What you need to do
Leaving the pictures aside, transcribe every line below exactly.

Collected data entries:
-.-.-

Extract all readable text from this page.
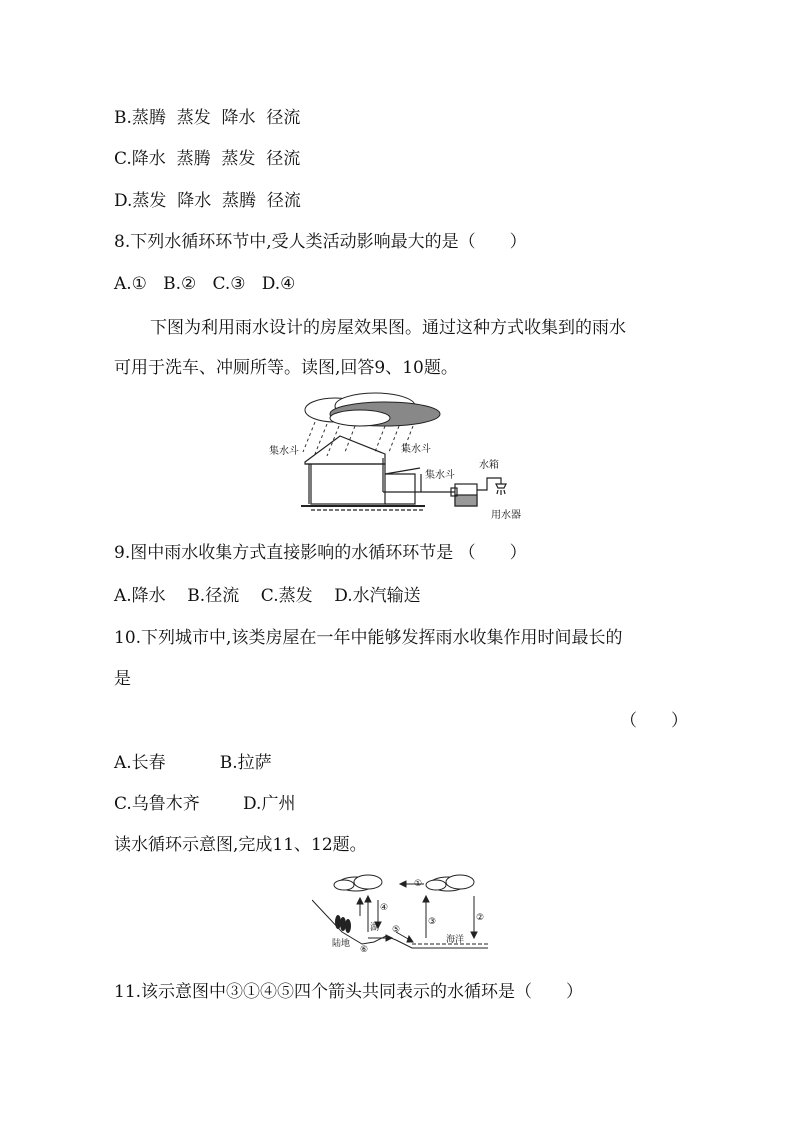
B.蒸腾  蒸发  降水  径流
C.降水  蒸腾  蒸发  径流
D.蒸发  降水  蒸腾  径流
8.下列水循环环节中,受人类活动影响最大的是（　　）
A.①   B.②   C.③   D.④
下图为利用雨水设计的房屋效果图。通过这种方式收集到的雨水
可用于洗车、冲厕所等。读图,回答9、10题。
集水斗	集水斗
集水斗
水箱
用水器
9.图中雨水收集方式直接影响的水循环环节是 （　　）
A.降水    B.径流    C.蒸发    D.水汽输送
10.下列城市中,该类房屋在一年中能够发挥雨水收集作用时间最长的
是
（　　）
A.长春          B.拉萨
C.乌鲁木齐        D.广州
读水循环示意图,完成11、12题。
①
②
③
④
⑤
⑥
湖
陆地	海洋
11.该示意图中③①④⑤四个箭头共同表示的水循环是（　　）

-.-.-

Answer to this problem
Extract all readable text from this page.
B.蒸腾  蒸发  降水  径流
C.降水  蒸腾  蒸发  径流
D.蒸发  降水  蒸腾  径流
8.下列水循环环节中,受人类活动影响最大的是（　　）
A.①   B.②   C.③   D.④
下图为利用雨水设计的房屋效果图。通过这种方式收集到的雨水
可用于洗车、冲厕所等。读图,回答9、10题。
集水斗	集水斗
集水斗
水箱
用水器
9.图中雨水收集方式直接影响的水循环环节是 （　　）
A.降水    B.径流    C.蒸发    D.水汽输送
10.下列城市中,该类房屋在一年中能够发挥雨水收集作用时间最长的
是
（　　）
A.长春          B.拉萨
C.乌鲁木齐        D.广州
读水循环示意图,完成11、12题。
①
②
③
④
⑤
⑥
湖
陆地	海洋
11.该示意图中③①④⑤四个箭头共同表示的水循环是（　　）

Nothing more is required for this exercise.